[Raw records start]
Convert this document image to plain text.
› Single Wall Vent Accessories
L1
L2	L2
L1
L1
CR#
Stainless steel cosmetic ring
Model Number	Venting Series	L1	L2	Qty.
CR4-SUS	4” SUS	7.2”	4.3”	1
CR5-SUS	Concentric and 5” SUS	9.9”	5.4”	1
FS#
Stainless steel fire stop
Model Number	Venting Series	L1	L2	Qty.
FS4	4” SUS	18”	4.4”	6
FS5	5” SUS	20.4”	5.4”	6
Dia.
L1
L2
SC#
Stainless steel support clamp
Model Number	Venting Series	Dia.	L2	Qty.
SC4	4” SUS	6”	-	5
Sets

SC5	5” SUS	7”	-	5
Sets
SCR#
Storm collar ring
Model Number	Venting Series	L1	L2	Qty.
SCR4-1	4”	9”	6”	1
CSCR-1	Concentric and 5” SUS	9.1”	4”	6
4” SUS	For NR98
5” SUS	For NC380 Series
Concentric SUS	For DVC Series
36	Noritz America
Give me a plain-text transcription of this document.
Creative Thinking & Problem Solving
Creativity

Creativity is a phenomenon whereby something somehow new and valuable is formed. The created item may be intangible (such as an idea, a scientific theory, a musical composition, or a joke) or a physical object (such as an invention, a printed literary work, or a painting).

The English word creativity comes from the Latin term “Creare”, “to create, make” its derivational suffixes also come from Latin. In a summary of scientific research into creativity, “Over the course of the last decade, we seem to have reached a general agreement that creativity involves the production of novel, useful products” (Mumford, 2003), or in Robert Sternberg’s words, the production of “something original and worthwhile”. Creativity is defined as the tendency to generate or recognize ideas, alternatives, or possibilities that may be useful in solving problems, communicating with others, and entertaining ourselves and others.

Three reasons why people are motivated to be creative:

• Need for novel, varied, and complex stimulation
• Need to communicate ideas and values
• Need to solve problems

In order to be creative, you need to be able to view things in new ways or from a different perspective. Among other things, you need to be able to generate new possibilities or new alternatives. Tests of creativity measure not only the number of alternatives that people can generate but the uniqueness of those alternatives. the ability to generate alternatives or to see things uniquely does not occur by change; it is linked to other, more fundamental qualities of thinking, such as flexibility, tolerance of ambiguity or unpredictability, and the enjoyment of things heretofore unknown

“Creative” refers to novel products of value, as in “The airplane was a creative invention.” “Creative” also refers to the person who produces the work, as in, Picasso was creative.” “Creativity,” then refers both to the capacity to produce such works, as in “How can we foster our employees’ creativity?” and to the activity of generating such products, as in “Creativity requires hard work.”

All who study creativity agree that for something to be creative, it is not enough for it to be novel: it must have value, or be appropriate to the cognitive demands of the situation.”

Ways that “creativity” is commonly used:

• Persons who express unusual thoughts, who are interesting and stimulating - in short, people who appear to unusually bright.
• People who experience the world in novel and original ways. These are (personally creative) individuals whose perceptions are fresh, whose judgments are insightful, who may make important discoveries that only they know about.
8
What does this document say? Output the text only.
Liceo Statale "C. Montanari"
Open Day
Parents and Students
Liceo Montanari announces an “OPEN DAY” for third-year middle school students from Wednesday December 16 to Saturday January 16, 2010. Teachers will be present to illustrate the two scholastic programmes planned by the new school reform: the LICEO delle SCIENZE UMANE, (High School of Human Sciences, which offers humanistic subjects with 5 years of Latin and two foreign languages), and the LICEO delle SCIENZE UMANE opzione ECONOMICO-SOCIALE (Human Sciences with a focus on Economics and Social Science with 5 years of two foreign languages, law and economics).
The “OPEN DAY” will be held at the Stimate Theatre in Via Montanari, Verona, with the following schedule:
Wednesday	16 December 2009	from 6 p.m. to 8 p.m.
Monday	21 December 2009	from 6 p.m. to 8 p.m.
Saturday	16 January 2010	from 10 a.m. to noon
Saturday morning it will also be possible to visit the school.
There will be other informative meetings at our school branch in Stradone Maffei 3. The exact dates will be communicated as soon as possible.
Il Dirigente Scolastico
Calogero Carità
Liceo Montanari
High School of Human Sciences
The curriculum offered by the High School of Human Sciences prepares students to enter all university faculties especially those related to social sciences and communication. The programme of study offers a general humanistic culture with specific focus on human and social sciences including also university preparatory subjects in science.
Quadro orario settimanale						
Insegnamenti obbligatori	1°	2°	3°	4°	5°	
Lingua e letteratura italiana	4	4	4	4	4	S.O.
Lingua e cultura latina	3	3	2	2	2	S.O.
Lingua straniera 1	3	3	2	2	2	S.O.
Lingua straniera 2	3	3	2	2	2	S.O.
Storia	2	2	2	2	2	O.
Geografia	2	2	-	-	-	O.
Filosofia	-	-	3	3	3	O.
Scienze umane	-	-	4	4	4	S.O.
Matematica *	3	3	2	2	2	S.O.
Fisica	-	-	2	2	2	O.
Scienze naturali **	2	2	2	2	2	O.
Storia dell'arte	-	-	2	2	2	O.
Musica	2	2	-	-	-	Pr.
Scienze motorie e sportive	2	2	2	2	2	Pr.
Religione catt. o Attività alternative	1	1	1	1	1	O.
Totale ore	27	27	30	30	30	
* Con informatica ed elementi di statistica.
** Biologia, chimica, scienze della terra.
[Raw records end]
:: Your objective ::
Please reproduce each record precisely as written.

:: Result ::
Convert this document image to plain text.
› Single Wall Vent Accessories
L1
L2	L2
L1
L1
CR#
Stainless steel cosmetic ring
Model Number	Venting Series	L1	L2	Qty.
CR4-SUS	4” SUS	7.2”	4.3”	1
CR5-SUS	Concentric and 5” SUS	9.9”	5.4”	1
FS#
Stainless steel fire stop
Model Number	Venting Series	L1	L2	Qty.
FS4	4” SUS	18”	4.4”	6
FS5	5” SUS	20.4”	5.4”	6
Dia.
L1
L2
SC#
Stainless steel support clamp
Model Number	Venting Series	Dia.	L2	Qty.
SC4	4” SUS	6”	-	5
Sets

SC5	5” SUS	7”	-	5
Sets
SCR#
Storm collar ring
Model Number	Venting Series	L1	L2	Qty.
SCR4-1	4”	9”	6”	1
CSCR-1	Concentric and 5” SUS	9.1”	4”	6
4” SUS	For NR98
5” SUS	For NC380 Series
Concentric SUS	For DVC Series
36	Noritz America
Give me a plain-text transcription of this document.
Creative Thinking & Problem Solving
Creativity

Creativity is a phenomenon whereby something somehow new and valuable is formed. The created item may be intangible (such as an idea, a scientific theory, a musical composition, or a joke) or a physical object (such as an invention, a printed literary work, or a painting).

The English word creativity comes from the Latin term “Creare”, “to create, make” its derivational suffixes also come from Latin. In a summary of scientific research into creativity, “Over the course of the last decade, we seem to have reached a general agreement that creativity involves the production of novel, useful products” (Mumford, 2003), or in Robert Sternberg’s words, the production of “something original and worthwhile”. Creativity is defined as the tendency to generate or recognize ideas, alternatives, or possibilities that may be useful in solving problems, communicating with others, and entertaining ourselves and others.

Three reasons why people are motivated to be creative:

• Need for novel, varied, and complex stimulation
• Need to communicate ideas and values
• Need to solve problems

In order to be creative, you need to be able to view things in new ways or from a different perspective. Among other things, you need to be able to generate new possibilities or new alternatives. Tests of creativity measure not only the number of alternatives that people can generate but the uniqueness of those alternatives. the ability to generate alternatives or to see things uniquely does not occur by change; it is linked to other, more fundamental qualities of thinking, such as flexibility, tolerance of ambiguity or unpredictability, and the enjoyment of things heretofore unknown

“Creative” refers to novel products of value, as in “The airplane was a creative invention.” “Creative” also refers to the person who produces the work, as in, Picasso was creative.” “Creativity,” then refers both to the capacity to produce such works, as in “How can we foster our employees’ creativity?” and to the activity of generating such products, as in “Creativity requires hard work.”

All who study creativity agree that for something to be creative, it is not enough for it to be novel: it must have value, or be appropriate to the cognitive demands of the situation.”

Ways that “creativity” is commonly used:

• Persons who express unusual thoughts, who are interesting and stimulating - in short, people who appear to unusually bright.
• People who experience the world in novel and original ways. These are (personally creative) individuals whose perceptions are fresh, whose judgments are insightful, who may make important discoveries that only they know about.
8
What does this document say? Output the text only.
Liceo Statale "C. Montanari"
Open Day
Parents and Students
Liceo Montanari announces an “OPEN DAY” for third-year middle school students from Wednesday December 16 to Saturday January 16, 2010. Teachers will be present to illustrate the two scholastic programmes planned by the new school reform: the LICEO delle SCIENZE UMANE, (High School of Human Sciences, which offers humanistic subjects with 5 years of Latin and two foreign languages), and the LICEO delle SCIENZE UMANE opzione ECONOMICO-SOCIALE (Human Sciences with a focus on Economics and Social Science with 5 years of two foreign languages, law and economics).
The “OPEN DAY” will be held at the Stimate Theatre in Via Montanari, Verona, with the following schedule:
Wednesday	16 December 2009	from 6 p.m. to 8 p.m.
Monday	21 December 2009	from 6 p.m. to 8 p.m.
Saturday	16 January 2010	from 10 a.m. to noon
Saturday morning it will also be possible to visit the school.
There will be other informative meetings at our school branch in Stradone Maffei 3. The exact dates will be communicated as soon as possible.
Il Dirigente Scolastico
Calogero Carità
Liceo Montanari
High School of Human Sciences
The curriculum offered by the High School of Human Sciences prepares students to enter all university faculties especially those related to social sciences and communication. The programme of study offers a general humanistic culture with specific focus on human and social sciences including also university preparatory subjects in science.
Quadro orario settimanale						
Insegnamenti obbligatori	1°	2°	3°	4°	5°	
Lingua e letteratura italiana	4	4	4	4	4	S.O.
Lingua e cultura latina	3	3	2	2	2	S.O.
Lingua straniera 1	3	3	2	2	2	S.O.
Lingua straniera 2	3	3	2	2	2	S.O.
Storia	2	2	2	2	2	O.
Geografia	2	2	-	-	-	O.
Filosofia	-	-	3	3	3	O.
Scienze umane	-	-	4	4	4	S.O.
Matematica *	3	3	2	2	2	S.O.
Fisica	-	-	2	2	2	O.
Scienze naturali **	2	2	2	2	2	O.
Storia dell'arte	-	-	2	2	2	O.
Musica	2	2	-	-	-	Pr.
Scienze motorie e sportive	2	2	2	2	2	Pr.
Religione catt. o Attività alternative	1	1	1	1	1	O.
Totale ore	27	27	30	30	30	
* Con informatica ed elementi di statistica.
** Biologia, chimica, scienze della terra.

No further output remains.